▶ WHAT IS NEEDED:
For this exercise, repeat all of the material verbatim apart from its images.

▶ Extracted data entries:
=-=-=
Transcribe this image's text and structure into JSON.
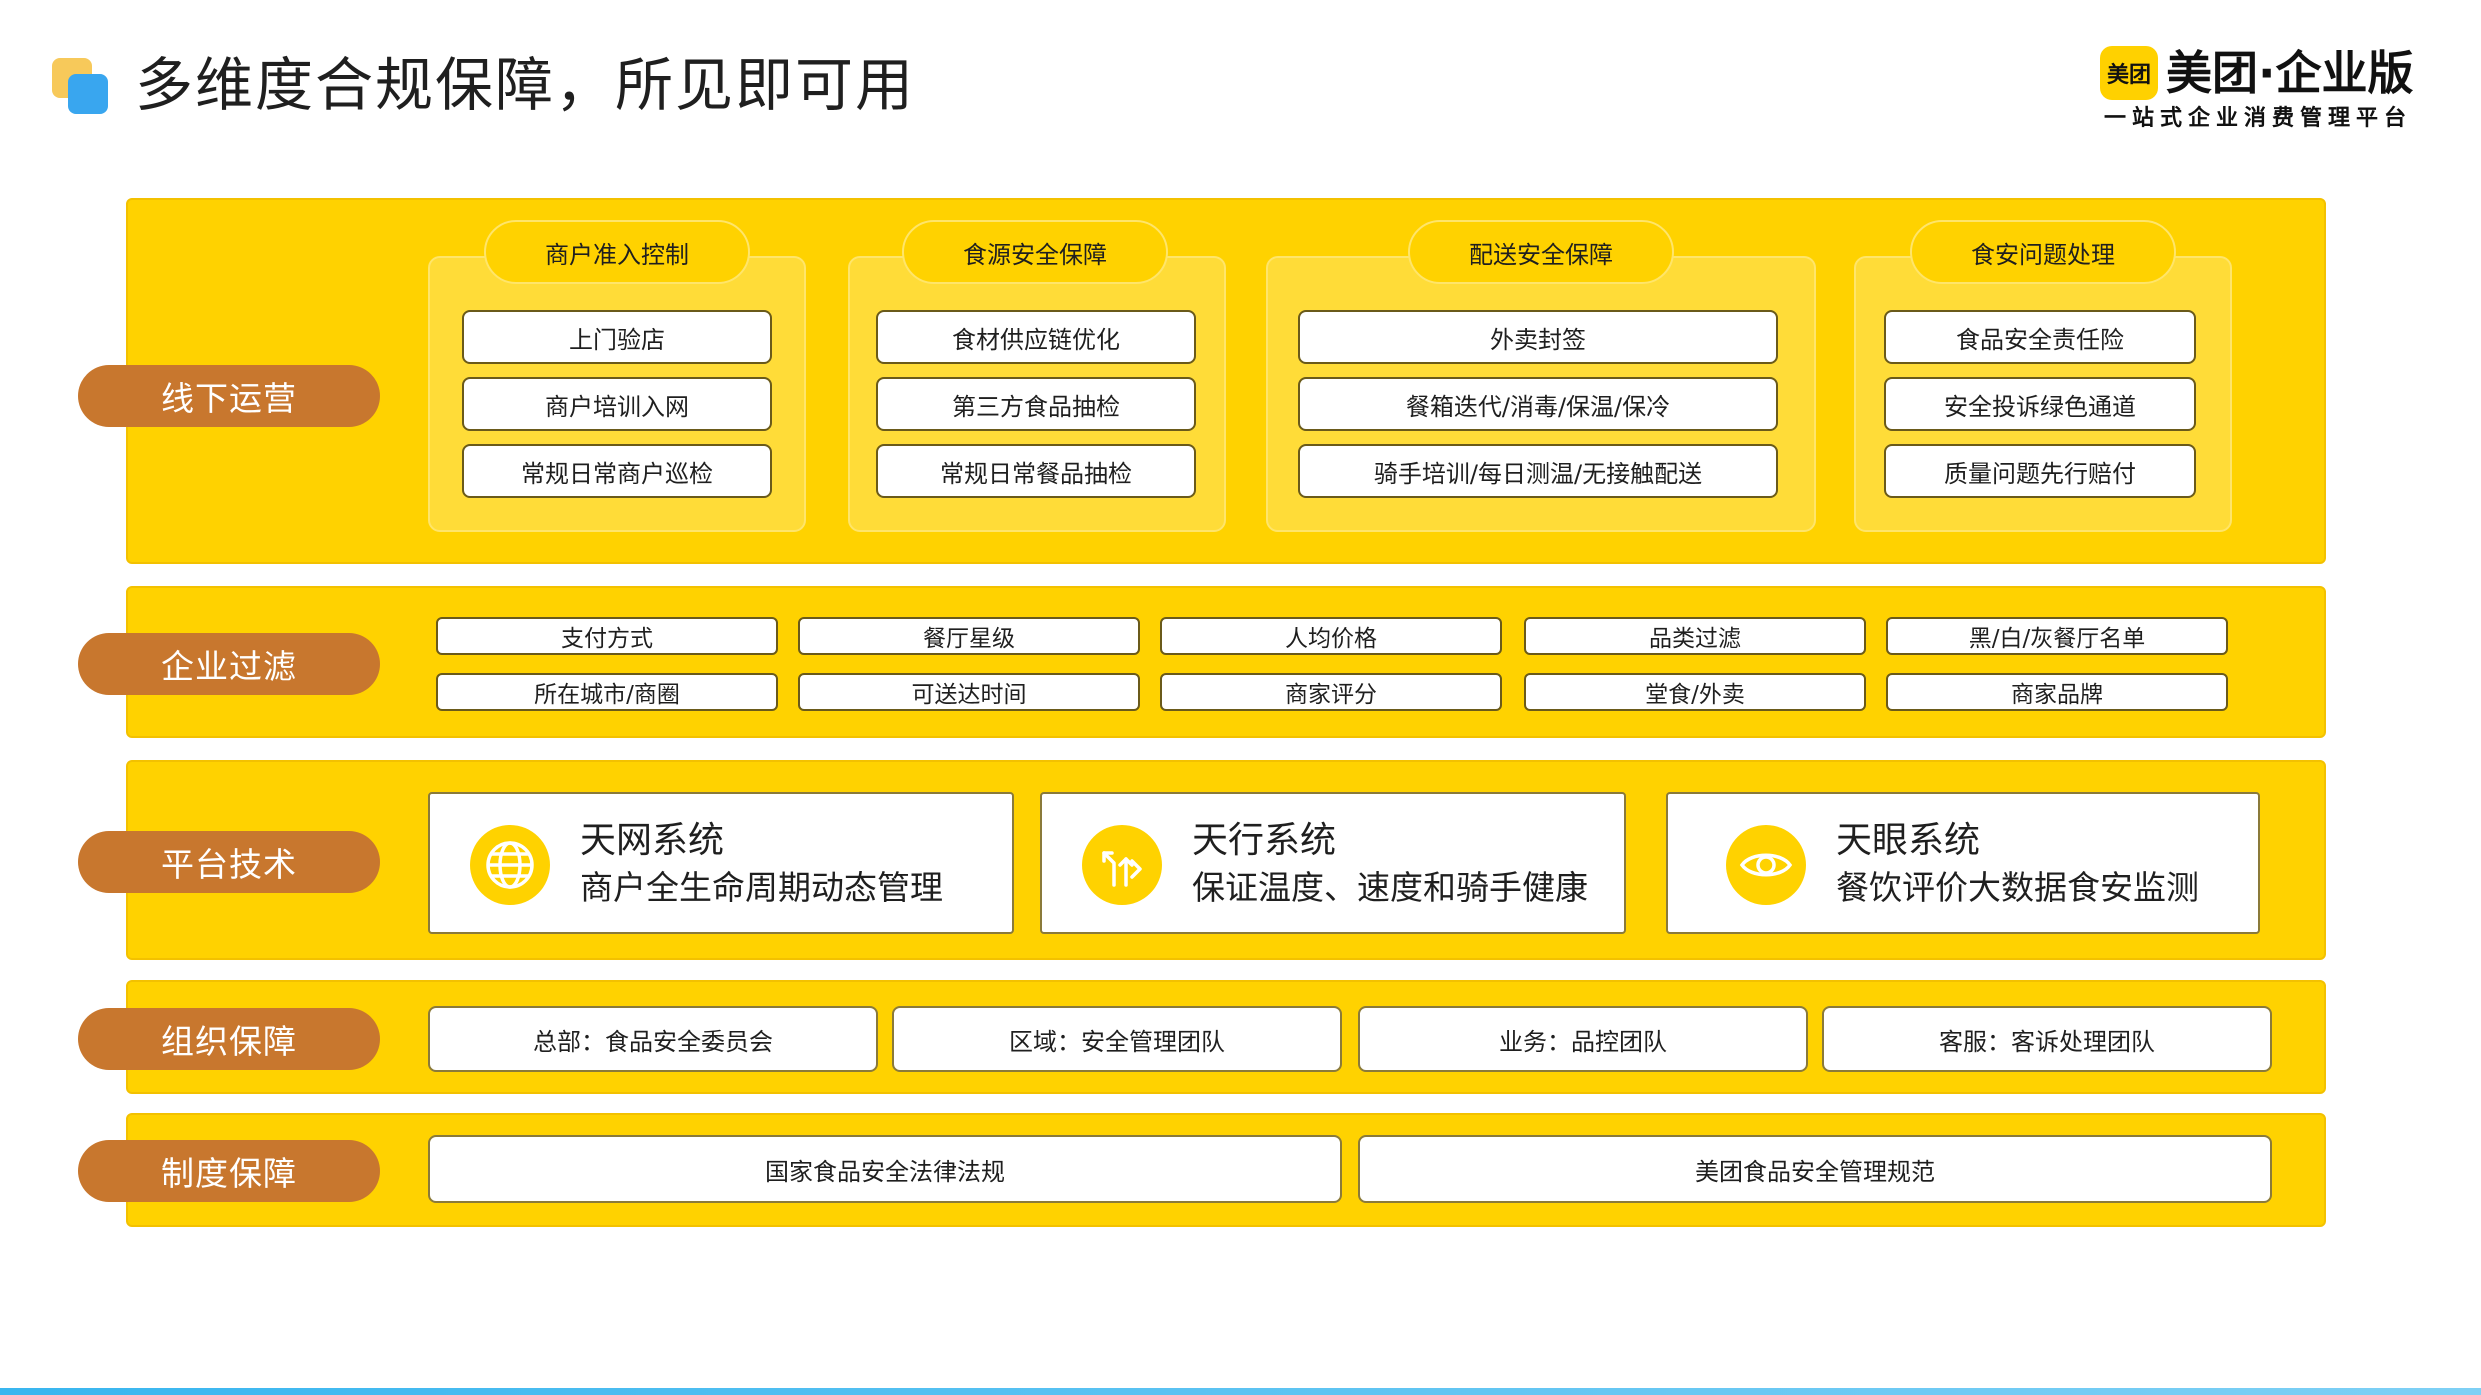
{
  "header": {
    "title": "多维度合规保障，所见即可用",
    "logo_badge": "美团",
    "logo_name": "美团·企业版",
    "logo_tagline": "一站式企业消费管理平台"
  },
  "rows": {
    "offline": {
      "label": "线下运营",
      "panels": [
        {
          "title": "商户准入控制",
          "items": [
            "上门验店",
            "商户培训入网",
            "常规日常商户巡检"
          ]
        },
        {
          "title": "食源安全保障",
          "items": [
            "食材供应链优化",
            "第三方食品抽检",
            "常规日常餐品抽检"
          ]
        },
        {
          "title": "配送安全保障",
          "items": [
            "外卖封签",
            "餐箱迭代/消毒/保温/保冷",
            "骑手培训/每日测温/无接触配送"
          ]
        },
        {
          "title": "食安问题处理",
          "items": [
            "食品安全责任险",
            "安全投诉绿色通道",
            "质量问题先行赔付"
          ]
        }
      ]
    },
    "filter": {
      "label": "企业过滤",
      "items": [
        "支付方式",
        "餐厅星级",
        "人均价格",
        "品类过滤",
        "黑/白/灰餐厅名单",
        "所在城市/商圈",
        "可送达时间",
        "商家评分",
        "堂食/外卖",
        "商家品牌"
      ]
    },
    "tech": {
      "label": "平台技术",
      "cards": [
        {
          "icon": "globe-icon",
          "title": "天网系统",
          "desc": "商户全生命周期动态管理"
        },
        {
          "icon": "route-arrows-icon",
          "title": "天行系统",
          "desc": "保证温度、速度和骑手健康"
        },
        {
          "icon": "eye-icon",
          "title": "天眼系统",
          "desc": "餐饮评价大数据食安监测"
        }
      ]
    },
    "org": {
      "label": "组织保障",
      "items": [
        "总部：食品安全委员会",
        "区域：安全管理团队",
        "业务：品控团队",
        "客服：客诉处理团队"
      ]
    },
    "policy": {
      "label": "制度保障",
      "items": [
        "国家食品安全法律法规",
        "美团食品安全管理规范"
      ]
    }
  },
  "colors": {
    "band": "#ffd200",
    "label": "#c8772e",
    "accent_blue": "#39a6ef"
  }
}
=-=-=
▶ COMPLETED EXERCISE:
Transcribe this image's text and structure into JSON.
{
  "header": {
    "title": "多维度合规保障，所见即可用",
    "logo_badge": "美团",
    "logo_name": "美团·企业版",
    "logo_tagline": "一站式企业消费管理平台"
  },
  "rows": {
    "offline": {
      "label": "线下运营",
      "panels": [
        {
          "title": "商户准入控制",
          "items": [
            "上门验店",
            "商户培训入网",
            "常规日常商户巡检"
          ]
        },
        {
          "title": "食源安全保障",
          "items": [
            "食材供应链优化",
            "第三方食品抽检",
            "常规日常餐品抽检"
          ]
        },
        {
          "title": "配送安全保障",
          "items": [
            "外卖封签",
            "餐箱迭代/消毒/保温/保冷",
            "骑手培训/每日测温/无接触配送"
          ]
        },
        {
          "title": "食安问题处理",
          "items": [
            "食品安全责任险",
            "安全投诉绿色通道",
            "质量问题先行赔付"
          ]
        }
      ]
    },
    "filter": {
      "label": "企业过滤",
      "items": [
        "支付方式",
        "餐厅星级",
        "人均价格",
        "品类过滤",
        "黑/白/灰餐厅名单",
        "所在城市/商圈",
        "可送达时间",
        "商家评分",
        "堂食/外卖",
        "商家品牌"
      ]
    },
    "tech": {
      "label": "平台技术",
      "cards": [
        {
          "icon": "globe-icon",
          "title": "天网系统",
          "desc": "商户全生命周期动态管理"
        },
        {
          "icon": "route-arrows-icon",
          "title": "天行系统",
          "desc": "保证温度、速度和骑手健康"
        },
        {
          "icon": "eye-icon",
          "title": "天眼系统",
          "desc": "餐饮评价大数据食安监测"
        }
      ]
    },
    "org": {
      "label": "组织保障",
      "items": [
        "总部：食品安全委员会",
        "区域：安全管理团队",
        "业务：品控团队",
        "客服：客诉处理团队"
      ]
    },
    "policy": {
      "label": "制度保障",
      "items": [
        "国家食品安全法律法规",
        "美团食品安全管理规范"
      ]
    }
  },
  "colors": {
    "band": "#ffd200",
    "label": "#c8772e",
    "accent_blue": "#39a6ef"
  }
}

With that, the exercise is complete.